__EXERCISE DIRECTIONS__
Count lines, not occurrences: report how many lines in the records hold the string "circle", and nothing else.
★ ★ ★ ★ ★ ★ ★
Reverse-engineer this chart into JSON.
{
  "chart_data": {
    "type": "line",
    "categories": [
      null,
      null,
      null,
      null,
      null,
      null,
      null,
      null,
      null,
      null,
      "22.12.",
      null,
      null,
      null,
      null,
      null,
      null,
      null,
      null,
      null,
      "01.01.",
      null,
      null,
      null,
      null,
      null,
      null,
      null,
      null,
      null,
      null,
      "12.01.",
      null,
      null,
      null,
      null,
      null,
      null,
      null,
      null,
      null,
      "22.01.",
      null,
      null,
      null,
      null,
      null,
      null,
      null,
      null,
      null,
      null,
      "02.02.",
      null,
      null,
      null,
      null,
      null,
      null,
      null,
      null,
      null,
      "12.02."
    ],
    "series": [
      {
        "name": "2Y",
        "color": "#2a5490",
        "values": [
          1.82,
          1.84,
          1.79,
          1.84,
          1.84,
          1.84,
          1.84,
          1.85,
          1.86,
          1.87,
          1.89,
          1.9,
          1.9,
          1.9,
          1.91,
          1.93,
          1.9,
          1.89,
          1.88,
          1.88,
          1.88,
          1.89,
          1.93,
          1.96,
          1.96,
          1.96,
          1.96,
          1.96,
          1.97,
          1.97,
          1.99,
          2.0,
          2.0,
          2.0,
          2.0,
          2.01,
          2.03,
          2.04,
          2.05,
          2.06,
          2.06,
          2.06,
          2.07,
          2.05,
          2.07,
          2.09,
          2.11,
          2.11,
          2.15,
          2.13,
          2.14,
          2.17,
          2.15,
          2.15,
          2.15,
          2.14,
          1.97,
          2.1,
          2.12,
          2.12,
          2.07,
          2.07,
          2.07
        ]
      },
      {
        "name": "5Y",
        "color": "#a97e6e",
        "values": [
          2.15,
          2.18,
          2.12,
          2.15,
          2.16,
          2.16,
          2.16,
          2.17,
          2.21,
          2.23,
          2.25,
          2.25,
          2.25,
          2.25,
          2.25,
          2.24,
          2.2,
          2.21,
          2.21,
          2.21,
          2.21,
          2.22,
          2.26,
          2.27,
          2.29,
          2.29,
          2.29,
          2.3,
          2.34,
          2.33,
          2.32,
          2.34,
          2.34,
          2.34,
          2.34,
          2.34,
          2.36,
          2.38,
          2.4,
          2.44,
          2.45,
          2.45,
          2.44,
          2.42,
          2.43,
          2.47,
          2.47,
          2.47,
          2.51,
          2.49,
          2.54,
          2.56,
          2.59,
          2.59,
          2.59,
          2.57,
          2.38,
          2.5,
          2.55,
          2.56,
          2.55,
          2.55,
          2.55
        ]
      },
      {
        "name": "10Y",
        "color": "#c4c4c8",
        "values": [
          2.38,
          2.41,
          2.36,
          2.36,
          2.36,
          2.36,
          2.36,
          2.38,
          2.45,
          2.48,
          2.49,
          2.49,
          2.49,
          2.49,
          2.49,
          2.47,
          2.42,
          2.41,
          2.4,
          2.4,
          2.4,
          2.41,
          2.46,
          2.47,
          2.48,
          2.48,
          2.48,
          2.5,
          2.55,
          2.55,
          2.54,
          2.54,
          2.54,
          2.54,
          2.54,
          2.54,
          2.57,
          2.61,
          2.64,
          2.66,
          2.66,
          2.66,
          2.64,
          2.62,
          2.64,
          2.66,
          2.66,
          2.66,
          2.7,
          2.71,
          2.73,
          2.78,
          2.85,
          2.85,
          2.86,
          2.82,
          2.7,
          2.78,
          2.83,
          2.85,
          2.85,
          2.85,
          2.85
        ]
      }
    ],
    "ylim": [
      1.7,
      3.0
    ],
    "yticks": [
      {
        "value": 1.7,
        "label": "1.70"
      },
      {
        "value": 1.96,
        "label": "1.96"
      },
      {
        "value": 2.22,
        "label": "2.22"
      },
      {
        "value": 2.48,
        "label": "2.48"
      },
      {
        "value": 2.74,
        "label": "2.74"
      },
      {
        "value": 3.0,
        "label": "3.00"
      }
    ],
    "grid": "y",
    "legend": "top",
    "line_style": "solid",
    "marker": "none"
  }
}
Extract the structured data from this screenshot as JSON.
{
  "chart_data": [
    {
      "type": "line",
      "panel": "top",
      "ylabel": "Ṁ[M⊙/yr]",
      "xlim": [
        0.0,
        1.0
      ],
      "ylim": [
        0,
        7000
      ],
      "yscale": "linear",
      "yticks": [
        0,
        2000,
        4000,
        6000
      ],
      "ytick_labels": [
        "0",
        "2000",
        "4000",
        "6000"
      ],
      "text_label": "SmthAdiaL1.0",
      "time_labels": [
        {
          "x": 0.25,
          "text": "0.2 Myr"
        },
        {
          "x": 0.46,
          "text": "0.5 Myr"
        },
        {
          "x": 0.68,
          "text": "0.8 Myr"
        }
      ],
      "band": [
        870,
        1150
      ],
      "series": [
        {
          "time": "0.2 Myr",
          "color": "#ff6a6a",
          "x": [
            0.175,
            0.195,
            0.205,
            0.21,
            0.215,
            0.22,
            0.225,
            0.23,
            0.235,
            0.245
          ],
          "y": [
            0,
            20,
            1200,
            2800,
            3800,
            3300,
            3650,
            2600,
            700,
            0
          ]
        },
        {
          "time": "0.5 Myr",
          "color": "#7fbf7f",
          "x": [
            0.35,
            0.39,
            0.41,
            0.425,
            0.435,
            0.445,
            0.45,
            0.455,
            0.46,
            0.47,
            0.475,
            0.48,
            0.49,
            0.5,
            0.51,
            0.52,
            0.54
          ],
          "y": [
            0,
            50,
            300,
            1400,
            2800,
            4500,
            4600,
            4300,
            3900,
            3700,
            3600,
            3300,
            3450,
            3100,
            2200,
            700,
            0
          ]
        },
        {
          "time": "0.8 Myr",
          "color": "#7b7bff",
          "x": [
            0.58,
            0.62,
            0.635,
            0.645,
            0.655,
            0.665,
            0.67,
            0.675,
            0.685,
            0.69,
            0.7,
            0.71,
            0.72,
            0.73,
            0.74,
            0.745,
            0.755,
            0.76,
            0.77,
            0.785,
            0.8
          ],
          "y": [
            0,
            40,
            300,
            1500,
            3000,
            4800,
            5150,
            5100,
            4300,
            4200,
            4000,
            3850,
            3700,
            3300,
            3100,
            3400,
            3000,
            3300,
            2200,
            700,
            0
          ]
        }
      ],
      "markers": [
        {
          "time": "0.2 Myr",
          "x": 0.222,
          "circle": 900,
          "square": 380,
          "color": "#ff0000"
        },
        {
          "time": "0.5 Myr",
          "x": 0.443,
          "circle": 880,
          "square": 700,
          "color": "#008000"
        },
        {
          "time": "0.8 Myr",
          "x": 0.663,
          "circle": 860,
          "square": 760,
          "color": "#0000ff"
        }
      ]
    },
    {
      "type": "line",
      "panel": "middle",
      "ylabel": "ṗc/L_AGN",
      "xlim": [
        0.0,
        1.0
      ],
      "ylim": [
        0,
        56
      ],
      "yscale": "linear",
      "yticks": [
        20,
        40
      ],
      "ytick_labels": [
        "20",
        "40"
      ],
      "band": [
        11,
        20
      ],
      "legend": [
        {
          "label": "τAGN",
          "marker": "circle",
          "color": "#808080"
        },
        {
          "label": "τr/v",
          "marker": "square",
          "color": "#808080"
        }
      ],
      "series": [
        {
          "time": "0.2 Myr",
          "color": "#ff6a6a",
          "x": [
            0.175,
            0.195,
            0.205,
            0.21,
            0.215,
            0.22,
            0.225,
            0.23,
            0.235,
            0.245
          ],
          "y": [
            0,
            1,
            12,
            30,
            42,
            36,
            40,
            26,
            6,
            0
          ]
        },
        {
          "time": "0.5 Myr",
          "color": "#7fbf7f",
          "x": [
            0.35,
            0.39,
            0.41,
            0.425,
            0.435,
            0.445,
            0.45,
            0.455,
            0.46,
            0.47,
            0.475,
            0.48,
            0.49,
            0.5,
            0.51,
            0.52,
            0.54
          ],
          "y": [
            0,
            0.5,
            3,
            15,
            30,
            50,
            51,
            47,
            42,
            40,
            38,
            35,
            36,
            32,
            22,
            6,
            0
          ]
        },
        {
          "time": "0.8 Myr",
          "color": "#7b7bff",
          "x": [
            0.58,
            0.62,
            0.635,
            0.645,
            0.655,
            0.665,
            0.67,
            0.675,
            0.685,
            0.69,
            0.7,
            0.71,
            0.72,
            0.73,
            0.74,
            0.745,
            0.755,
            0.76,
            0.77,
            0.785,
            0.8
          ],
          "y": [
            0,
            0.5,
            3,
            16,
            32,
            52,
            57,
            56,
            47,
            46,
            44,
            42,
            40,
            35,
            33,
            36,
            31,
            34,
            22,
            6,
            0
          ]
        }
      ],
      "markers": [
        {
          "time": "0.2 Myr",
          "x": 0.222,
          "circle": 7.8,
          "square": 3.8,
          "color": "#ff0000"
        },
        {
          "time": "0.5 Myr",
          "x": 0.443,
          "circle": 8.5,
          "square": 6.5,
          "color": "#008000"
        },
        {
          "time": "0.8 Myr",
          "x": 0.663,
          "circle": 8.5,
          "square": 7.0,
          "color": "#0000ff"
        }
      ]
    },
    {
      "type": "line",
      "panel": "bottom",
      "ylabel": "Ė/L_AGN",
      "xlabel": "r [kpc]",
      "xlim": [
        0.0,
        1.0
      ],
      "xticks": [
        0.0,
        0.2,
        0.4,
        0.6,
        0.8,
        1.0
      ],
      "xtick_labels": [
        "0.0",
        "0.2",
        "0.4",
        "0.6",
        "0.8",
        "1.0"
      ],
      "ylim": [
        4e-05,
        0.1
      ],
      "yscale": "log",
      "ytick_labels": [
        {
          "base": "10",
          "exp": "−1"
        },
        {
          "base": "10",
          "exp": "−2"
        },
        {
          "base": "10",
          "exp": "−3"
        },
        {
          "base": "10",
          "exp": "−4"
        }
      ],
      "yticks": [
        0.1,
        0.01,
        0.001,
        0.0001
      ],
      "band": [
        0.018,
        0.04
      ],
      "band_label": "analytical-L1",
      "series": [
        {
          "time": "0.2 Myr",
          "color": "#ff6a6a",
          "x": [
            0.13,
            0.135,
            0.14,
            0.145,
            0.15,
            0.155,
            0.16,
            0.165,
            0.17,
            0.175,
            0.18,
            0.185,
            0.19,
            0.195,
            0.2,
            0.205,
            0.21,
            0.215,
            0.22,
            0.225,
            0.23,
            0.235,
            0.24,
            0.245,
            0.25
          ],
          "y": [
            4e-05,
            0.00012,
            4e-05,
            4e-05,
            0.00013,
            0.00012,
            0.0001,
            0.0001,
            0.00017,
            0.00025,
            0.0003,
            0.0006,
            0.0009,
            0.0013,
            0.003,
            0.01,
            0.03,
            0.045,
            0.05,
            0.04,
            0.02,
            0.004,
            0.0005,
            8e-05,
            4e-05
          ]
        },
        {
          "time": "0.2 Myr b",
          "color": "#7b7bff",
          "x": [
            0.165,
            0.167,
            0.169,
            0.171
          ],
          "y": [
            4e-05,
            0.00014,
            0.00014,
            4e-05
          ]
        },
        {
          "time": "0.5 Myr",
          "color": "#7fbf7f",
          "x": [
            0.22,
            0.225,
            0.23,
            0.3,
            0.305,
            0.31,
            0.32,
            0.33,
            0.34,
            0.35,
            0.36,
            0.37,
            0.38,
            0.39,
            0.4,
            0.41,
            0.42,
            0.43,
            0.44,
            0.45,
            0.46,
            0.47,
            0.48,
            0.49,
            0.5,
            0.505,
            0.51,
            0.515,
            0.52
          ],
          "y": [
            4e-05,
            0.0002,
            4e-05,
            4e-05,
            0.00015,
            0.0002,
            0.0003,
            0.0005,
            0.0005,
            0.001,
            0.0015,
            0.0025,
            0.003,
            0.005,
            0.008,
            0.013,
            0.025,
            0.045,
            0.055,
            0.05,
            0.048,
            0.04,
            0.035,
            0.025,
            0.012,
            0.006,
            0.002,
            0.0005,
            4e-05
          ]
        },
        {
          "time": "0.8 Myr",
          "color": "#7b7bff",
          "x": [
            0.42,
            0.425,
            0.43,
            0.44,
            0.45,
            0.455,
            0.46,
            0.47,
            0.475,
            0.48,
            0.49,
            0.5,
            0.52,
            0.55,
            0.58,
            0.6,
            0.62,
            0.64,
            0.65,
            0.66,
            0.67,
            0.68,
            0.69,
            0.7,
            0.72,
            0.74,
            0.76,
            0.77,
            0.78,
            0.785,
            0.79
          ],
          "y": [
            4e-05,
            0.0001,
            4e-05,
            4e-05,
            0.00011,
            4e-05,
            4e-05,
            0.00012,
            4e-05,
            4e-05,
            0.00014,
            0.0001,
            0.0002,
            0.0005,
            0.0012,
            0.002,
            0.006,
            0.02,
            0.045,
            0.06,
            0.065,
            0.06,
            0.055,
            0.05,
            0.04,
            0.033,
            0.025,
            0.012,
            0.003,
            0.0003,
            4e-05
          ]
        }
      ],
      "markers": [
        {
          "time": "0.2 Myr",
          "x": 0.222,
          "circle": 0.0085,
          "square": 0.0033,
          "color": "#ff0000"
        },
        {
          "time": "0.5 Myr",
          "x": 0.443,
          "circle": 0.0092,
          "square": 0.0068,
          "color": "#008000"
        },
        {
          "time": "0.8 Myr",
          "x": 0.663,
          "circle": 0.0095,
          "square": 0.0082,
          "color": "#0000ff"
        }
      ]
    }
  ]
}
★ ★ ★ ★ ★ ★ ★
__CORRECT RESULT__
10